■ INSTRUCTIONS FOR THE TASK:
Reproduce every entry in the listing without alteration.

■ EXERCISE MATERIAL:
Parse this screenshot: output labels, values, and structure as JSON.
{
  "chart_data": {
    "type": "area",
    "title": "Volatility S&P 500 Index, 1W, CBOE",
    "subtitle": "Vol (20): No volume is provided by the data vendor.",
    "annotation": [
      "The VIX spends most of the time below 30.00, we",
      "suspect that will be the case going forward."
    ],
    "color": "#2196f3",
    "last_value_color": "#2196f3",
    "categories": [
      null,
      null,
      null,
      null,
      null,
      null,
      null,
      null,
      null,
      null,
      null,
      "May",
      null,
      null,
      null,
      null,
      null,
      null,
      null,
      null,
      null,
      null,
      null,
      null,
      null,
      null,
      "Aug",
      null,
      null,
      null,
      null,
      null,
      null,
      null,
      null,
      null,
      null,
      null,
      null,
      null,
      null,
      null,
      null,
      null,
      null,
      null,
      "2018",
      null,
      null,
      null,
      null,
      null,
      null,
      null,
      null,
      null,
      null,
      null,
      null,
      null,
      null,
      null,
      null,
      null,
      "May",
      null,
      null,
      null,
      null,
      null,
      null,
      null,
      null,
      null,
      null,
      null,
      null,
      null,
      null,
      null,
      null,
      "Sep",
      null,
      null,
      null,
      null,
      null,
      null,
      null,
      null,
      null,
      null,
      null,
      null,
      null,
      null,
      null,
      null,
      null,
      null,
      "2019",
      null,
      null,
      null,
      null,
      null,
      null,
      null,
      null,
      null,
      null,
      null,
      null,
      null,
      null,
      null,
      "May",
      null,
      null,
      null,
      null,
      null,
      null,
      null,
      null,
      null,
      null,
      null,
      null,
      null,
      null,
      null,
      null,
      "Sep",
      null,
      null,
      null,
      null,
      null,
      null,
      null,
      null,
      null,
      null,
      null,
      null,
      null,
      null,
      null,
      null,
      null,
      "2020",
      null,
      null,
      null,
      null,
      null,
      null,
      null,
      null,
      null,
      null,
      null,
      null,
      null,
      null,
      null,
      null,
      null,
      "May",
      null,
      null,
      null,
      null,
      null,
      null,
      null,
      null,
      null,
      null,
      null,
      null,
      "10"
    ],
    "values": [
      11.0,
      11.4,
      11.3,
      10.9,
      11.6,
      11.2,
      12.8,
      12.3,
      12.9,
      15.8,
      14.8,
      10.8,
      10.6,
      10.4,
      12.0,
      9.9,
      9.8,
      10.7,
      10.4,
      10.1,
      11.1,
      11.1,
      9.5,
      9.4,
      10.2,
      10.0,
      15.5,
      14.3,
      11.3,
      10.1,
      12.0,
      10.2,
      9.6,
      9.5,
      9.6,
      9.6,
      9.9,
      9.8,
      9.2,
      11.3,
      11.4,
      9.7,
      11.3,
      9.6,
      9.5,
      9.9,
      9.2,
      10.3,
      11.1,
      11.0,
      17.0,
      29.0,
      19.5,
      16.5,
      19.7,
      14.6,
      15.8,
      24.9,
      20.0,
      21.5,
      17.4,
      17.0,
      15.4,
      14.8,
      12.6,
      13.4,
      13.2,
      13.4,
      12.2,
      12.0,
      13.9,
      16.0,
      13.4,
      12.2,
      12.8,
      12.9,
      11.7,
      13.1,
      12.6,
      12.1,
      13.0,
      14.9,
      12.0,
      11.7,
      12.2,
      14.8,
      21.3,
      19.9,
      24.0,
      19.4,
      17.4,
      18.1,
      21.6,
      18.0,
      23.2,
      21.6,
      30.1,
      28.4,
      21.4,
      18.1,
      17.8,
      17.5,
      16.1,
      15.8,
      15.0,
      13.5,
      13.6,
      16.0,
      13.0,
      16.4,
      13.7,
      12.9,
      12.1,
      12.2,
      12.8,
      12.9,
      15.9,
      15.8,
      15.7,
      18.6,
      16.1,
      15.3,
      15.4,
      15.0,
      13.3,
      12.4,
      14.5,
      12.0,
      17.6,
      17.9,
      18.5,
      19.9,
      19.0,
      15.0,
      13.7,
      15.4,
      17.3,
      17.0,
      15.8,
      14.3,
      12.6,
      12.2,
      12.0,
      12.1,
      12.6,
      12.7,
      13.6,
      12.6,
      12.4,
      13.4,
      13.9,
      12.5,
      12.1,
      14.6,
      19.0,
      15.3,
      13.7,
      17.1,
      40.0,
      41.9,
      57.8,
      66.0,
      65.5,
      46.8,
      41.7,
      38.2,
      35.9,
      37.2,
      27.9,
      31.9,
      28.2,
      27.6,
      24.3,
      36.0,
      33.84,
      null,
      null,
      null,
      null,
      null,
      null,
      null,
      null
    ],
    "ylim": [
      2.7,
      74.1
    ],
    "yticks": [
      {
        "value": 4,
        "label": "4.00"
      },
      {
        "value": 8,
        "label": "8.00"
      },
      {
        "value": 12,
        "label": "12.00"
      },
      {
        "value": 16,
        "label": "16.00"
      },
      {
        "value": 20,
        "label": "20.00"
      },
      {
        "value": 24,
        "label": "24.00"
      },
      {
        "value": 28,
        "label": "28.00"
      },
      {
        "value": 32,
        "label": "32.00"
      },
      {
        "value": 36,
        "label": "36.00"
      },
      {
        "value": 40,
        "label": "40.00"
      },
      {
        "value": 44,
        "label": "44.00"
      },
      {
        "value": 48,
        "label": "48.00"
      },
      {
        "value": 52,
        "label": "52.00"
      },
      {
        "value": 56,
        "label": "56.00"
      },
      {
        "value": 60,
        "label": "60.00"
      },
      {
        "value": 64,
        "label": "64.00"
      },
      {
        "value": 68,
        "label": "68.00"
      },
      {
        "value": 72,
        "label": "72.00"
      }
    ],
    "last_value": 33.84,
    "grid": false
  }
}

■ RESULT FOR THIS EXERCISE:
Parse this screenshot: output labels, values, and structure as JSON.
{
  "chart_data": {
    "type": "area",
    "title": "Volatility S&P 500 Index, 1W, CBOE",
    "subtitle": "Vol (20): No volume is provided by the data vendor.",
    "annotation": [
      "The VIX spends most of the time below 30.00, we",
      "suspect that will be the case going forward."
    ],
    "color": "#2196f3",
    "last_value_color": "#2196f3",
    "categories": [
      null,
      null,
      null,
      null,
      null,
      null,
      null,
      null,
      null,
      null,
      null,
      "May",
      null,
      null,
      null,
      null,
      null,
      null,
      null,
      null,
      null,
      null,
      null,
      null,
      null,
      null,
      "Aug",
      null,
      null,
      null,
      null,
      null,
      null,
      null,
      null,
      null,
      null,
      null,
      null,
      null,
      null,
      null,
      null,
      null,
      null,
      null,
      "2018",
      null,
      null,
      null,
      null,
      null,
      null,
      null,
      null,
      null,
      null,
      null,
      null,
      null,
      null,
      null,
      null,
      null,
      "May",
      null,
      null,
      null,
      null,
      null,
      null,
      null,
      null,
      null,
      null,
      null,
      null,
      null,
      null,
      null,
      null,
      "Sep",
      null,
      null,
      null,
      null,
      null,
      null,
      null,
      null,
      null,
      null,
      null,
      null,
      null,
      null,
      null,
      null,
      null,
      null,
      "2019",
      null,
      null,
      null,
      null,
      null,
      null,
      null,
      null,
      null,
      null,
      null,
      null,
      null,
      null,
      null,
      "May",
      null,
      null,
      null,
      null,
      null,
      null,
      null,
      null,
      null,
      null,
      null,
      null,
      null,
      null,
      null,
      null,
      "Sep",
      null,
      null,
      null,
      null,
      null,
      null,
      null,
      null,
      null,
      null,
      null,
      null,
      null,
      null,
      null,
      null,
      null,
      "2020",
      null,
      null,
      null,
      null,
      null,
      null,
      null,
      null,
      null,
      null,
      null,
      null,
      null,
      null,
      null,
      null,
      null,
      "May",
      null,
      null,
      null,
      null,
      null,
      null,
      null,
      null,
      null,
      null,
      null,
      null,
      "10"
    ],
    "values": [
      11.0,
      11.4,
      11.3,
      10.9,
      11.6,
      11.2,
      12.8,
      12.3,
      12.9,
      15.8,
      14.8,
      10.8,
      10.6,
      10.4,
      12.0,
      9.9,
      9.8,
      10.7,
      10.4,
      10.1,
      11.1,
      11.1,
      9.5,
      9.4,
      10.2,
      10.0,
      15.5,
      14.3,
      11.3,
      10.1,
      12.0,
      10.2,
      9.6,
      9.5,
      9.6,
      9.6,
      9.9,
      9.8,
      9.2,
      11.3,
      11.4,
      9.7,
      11.3,
      9.6,
      9.5,
      9.9,
      9.2,
      10.3,
      11.1,
      11.0,
      17.0,
      29.0,
      19.5,
      16.5,
      19.7,
      14.6,
      15.8,
      24.9,
      20.0,
      21.5,
      17.4,
      17.0,
      15.4,
      14.8,
      12.6,
      13.4,
      13.2,
      13.4,
      12.2,
      12.0,
      13.9,
      16.0,
      13.4,
      12.2,
      12.8,
      12.9,
      11.7,
      13.1,
      12.6,
      12.1,
      13.0,
      14.9,
      12.0,
      11.7,
      12.2,
      14.8,
      21.3,
      19.9,
      24.0,
      19.4,
      17.4,
      18.1,
      21.6,
      18.0,
      23.2,
      21.6,
      30.1,
      28.4,
      21.4,
      18.1,
      17.8,
      17.5,
      16.1,
      15.8,
      15.0,
      13.5,
      13.6,
      16.0,
      13.0,
      16.4,
      13.7,
      12.9,
      12.1,
      12.2,
      12.8,
      12.9,
      15.9,
      15.8,
      15.7,
      18.6,
      16.1,
      15.3,
      15.4,
      15.0,
      13.3,
      12.4,
      14.5,
      12.0,
      17.6,
      17.9,
      18.5,
      19.9,
      19.0,
      15.0,
      13.7,
      15.4,
      17.3,
      17.0,
      15.8,
      14.3,
      12.6,
      12.2,
      12.0,
      12.1,
      12.6,
      12.7,
      13.6,
      12.6,
      12.4,
      13.4,
      13.9,
      12.5,
      12.1,
      14.6,
      19.0,
      15.3,
      13.7,
      17.1,
      40.0,
      41.9,
      57.8,
      66.0,
      65.5,
      46.8,
      41.7,
      38.2,
      35.9,
      37.2,
      27.9,
      31.9,
      28.2,
      27.6,
      24.3,
      36.0,
      33.84,
      null,
      null,
      null,
      null,
      null,
      null,
      null,
      null
    ],
    "ylim": [
      2.7,
      74.1
    ],
    "yticks": [
      {
        "value": 4,
        "label": "4.00"
      },
      {
        "value": 8,
        "label": "8.00"
      },
      {
        "value": 12,
        "label": "12.00"
      },
      {
        "value": 16,
        "label": "16.00"
      },
      {
        "value": 20,
        "label": "20.00"
      },
      {
        "value": 24,
        "label": "24.00"
      },
      {
        "value": 28,
        "label": "28.00"
      },
      {
        "value": 32,
        "label": "32.00"
      },
      {
        "value": 36,
        "label": "36.00"
      },
      {
        "value": 40,
        "label": "40.00"
      },
      {
        "value": 44,
        "label": "44.00"
      },
      {
        "value": 48,
        "label": "48.00"
      },
      {
        "value": 52,
        "label": "52.00"
      },
      {
        "value": 56,
        "label": "56.00"
      },
      {
        "value": 60,
        "label": "60.00"
      },
      {
        "value": 64,
        "label": "64.00"
      },
      {
        "value": 68,
        "label": "68.00"
      },
      {
        "value": 72,
        "label": "72.00"
      }
    ],
    "last_value": 33.84,
    "grid": false
  }
}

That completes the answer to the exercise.